-- Entries from a dataset --
□ □ □

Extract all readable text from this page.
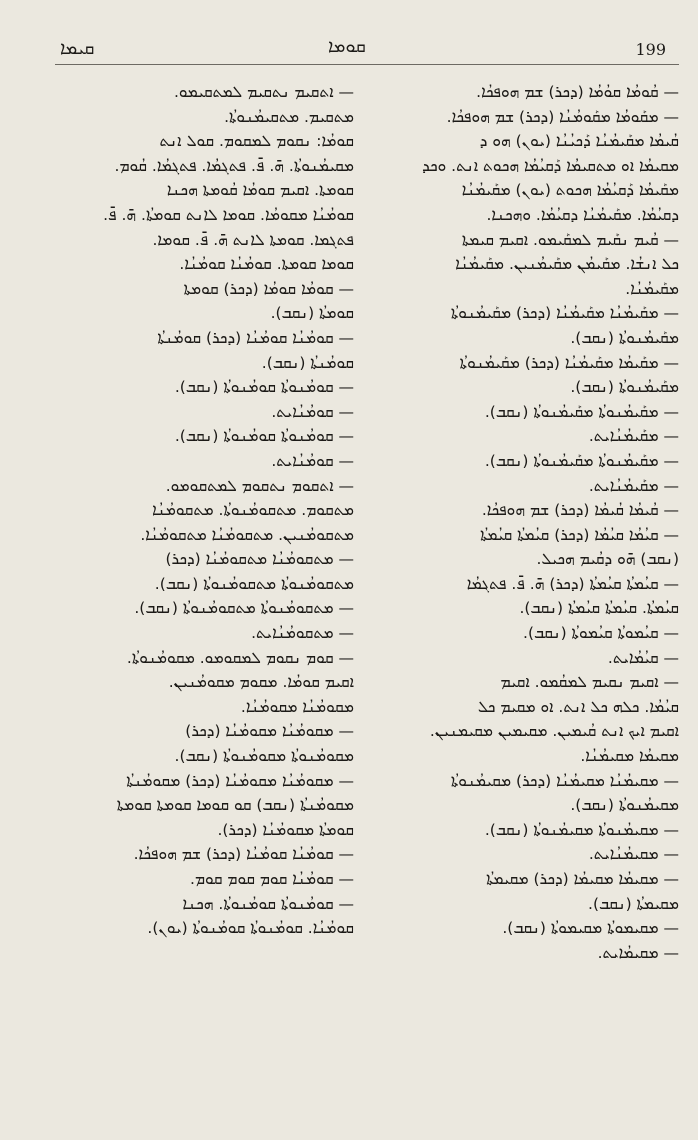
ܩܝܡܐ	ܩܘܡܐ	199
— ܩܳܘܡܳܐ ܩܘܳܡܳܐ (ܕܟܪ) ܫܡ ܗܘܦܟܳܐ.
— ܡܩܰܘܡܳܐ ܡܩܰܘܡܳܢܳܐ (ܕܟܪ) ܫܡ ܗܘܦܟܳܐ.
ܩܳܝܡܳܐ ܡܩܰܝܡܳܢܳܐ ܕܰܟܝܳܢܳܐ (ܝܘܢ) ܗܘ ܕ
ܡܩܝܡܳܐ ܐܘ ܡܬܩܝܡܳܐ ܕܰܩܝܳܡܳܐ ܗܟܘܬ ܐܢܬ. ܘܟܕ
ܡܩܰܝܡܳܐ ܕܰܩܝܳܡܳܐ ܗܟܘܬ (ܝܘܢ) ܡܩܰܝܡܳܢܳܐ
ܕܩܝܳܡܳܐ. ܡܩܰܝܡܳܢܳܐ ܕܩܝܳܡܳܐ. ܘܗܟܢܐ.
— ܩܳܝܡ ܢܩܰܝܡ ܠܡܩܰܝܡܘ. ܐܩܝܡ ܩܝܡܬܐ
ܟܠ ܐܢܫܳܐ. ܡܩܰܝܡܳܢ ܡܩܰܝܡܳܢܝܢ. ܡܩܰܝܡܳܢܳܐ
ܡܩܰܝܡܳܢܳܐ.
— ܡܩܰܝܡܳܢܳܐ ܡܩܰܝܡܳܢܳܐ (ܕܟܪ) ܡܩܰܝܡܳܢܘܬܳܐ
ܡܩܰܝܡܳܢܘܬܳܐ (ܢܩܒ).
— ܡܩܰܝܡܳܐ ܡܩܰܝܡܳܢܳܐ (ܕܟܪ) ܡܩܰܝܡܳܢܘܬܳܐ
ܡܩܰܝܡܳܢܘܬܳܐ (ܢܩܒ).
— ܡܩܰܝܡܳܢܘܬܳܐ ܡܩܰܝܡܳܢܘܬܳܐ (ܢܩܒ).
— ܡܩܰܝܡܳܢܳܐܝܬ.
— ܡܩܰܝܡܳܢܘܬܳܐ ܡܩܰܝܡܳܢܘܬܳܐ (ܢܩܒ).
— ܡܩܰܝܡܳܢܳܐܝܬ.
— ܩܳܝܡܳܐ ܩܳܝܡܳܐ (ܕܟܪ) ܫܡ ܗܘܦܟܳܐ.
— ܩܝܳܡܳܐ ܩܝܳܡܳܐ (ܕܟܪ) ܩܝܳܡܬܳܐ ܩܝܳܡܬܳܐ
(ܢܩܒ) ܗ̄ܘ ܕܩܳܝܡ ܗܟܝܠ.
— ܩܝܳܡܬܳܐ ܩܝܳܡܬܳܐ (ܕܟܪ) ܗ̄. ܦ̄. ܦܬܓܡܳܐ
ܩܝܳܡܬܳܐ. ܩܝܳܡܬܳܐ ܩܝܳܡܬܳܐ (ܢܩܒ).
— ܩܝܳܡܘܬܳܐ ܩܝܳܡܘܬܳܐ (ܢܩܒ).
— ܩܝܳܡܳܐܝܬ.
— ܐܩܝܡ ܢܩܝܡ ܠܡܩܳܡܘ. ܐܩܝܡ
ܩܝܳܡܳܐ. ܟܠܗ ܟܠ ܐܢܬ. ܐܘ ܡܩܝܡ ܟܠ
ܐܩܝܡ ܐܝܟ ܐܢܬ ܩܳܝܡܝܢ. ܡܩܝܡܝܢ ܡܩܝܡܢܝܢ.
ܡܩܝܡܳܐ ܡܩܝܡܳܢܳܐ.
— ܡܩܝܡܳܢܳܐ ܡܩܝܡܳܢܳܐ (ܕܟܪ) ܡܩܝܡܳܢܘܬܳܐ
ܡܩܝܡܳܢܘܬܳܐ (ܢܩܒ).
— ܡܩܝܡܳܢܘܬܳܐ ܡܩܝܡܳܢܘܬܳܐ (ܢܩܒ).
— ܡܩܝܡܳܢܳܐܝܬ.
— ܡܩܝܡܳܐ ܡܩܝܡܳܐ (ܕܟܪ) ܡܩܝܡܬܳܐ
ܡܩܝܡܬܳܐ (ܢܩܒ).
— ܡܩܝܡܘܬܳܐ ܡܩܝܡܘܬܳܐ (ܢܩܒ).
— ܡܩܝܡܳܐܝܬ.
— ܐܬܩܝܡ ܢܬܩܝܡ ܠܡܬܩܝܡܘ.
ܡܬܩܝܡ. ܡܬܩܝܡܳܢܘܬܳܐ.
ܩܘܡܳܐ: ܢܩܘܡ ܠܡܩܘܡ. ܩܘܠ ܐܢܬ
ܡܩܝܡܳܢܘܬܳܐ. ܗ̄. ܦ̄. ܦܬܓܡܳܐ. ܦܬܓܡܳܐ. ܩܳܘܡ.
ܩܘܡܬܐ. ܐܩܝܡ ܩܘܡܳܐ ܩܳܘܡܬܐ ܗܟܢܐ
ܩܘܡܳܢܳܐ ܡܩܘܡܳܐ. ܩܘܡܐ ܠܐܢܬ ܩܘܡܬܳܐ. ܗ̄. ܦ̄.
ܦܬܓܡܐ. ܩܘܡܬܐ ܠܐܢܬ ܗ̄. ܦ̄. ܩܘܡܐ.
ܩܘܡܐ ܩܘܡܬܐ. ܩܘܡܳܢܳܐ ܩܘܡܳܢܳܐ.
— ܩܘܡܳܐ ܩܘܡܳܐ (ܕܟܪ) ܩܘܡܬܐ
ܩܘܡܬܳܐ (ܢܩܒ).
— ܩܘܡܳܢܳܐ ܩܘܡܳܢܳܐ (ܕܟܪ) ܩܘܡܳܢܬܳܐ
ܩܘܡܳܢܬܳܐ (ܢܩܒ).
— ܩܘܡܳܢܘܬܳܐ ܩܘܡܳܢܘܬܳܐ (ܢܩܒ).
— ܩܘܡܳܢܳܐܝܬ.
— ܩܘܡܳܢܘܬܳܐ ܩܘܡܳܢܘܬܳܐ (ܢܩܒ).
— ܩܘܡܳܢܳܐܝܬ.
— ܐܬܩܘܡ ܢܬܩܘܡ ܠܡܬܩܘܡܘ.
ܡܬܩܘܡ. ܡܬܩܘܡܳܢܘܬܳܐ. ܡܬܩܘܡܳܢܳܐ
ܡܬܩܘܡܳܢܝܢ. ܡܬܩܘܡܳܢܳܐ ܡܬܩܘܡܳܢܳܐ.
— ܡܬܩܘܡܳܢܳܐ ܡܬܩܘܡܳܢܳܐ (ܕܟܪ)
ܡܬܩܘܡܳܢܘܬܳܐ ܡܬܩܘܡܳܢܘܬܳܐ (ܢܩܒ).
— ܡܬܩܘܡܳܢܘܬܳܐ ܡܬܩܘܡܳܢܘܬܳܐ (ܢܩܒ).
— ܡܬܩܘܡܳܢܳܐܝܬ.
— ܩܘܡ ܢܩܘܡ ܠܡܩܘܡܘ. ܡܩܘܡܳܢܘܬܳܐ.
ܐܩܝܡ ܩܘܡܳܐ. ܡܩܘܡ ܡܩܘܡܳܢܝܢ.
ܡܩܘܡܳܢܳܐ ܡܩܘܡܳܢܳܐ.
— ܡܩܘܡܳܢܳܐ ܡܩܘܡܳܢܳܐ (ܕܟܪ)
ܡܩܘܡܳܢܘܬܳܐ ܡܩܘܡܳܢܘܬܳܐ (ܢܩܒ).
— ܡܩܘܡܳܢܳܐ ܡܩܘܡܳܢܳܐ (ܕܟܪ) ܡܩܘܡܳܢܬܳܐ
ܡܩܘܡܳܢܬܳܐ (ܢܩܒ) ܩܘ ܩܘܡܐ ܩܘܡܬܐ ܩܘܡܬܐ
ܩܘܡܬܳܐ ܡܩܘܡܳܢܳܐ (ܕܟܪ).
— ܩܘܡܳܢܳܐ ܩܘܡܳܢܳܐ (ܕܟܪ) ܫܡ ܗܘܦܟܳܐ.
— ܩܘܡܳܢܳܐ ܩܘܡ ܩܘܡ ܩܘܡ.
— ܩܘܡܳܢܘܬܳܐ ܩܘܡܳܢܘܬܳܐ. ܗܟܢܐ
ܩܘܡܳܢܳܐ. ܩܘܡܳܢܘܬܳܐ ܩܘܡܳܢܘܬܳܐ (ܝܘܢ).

□ □ □

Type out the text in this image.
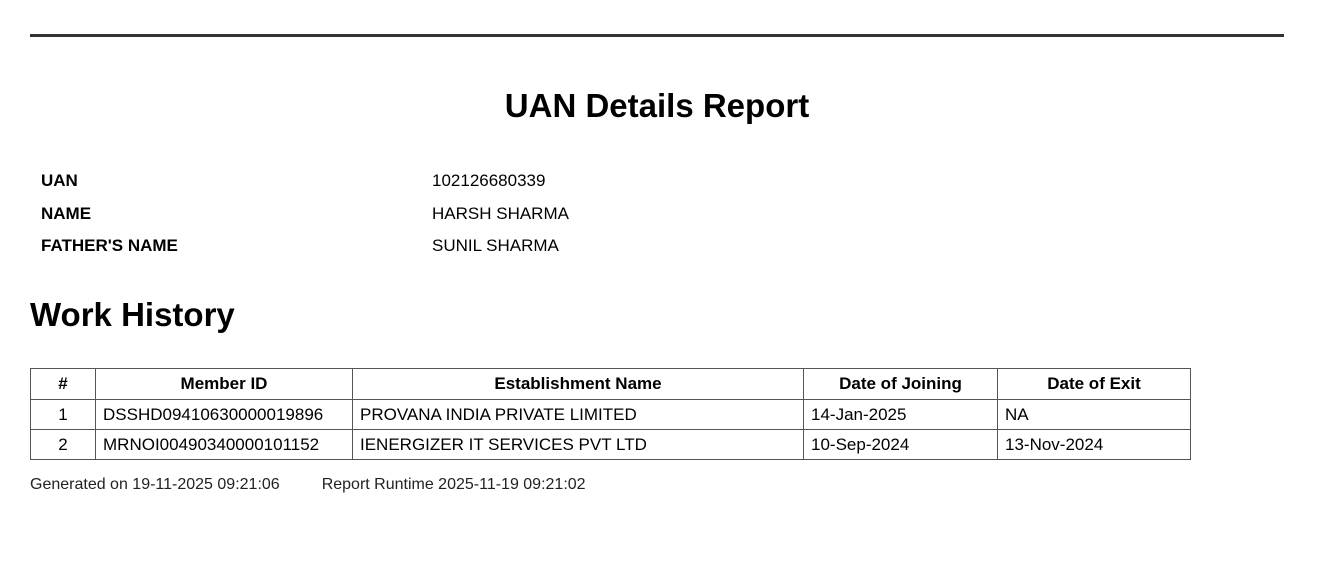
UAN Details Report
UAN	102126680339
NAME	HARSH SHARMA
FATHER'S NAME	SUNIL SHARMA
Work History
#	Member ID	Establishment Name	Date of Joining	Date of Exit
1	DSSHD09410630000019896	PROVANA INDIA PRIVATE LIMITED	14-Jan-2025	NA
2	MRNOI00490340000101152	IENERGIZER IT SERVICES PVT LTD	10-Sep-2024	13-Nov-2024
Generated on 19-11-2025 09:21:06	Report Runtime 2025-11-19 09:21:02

□ □ □

-- What you should do --
Filter the records, keeping only lines that contain "ܢܩܘܡ", and show those lines.

-- Answer below --
ܩܘܡܳܐ: ܢܩܘܡ ܠܡܩܘܡ. ܩܘܠ ܐܢܬ
— ܩܘܡ ܢܩܘܡ ܠܡܩܘܡܘ. ܡܩܘܡܳܢܘܬܳܐ.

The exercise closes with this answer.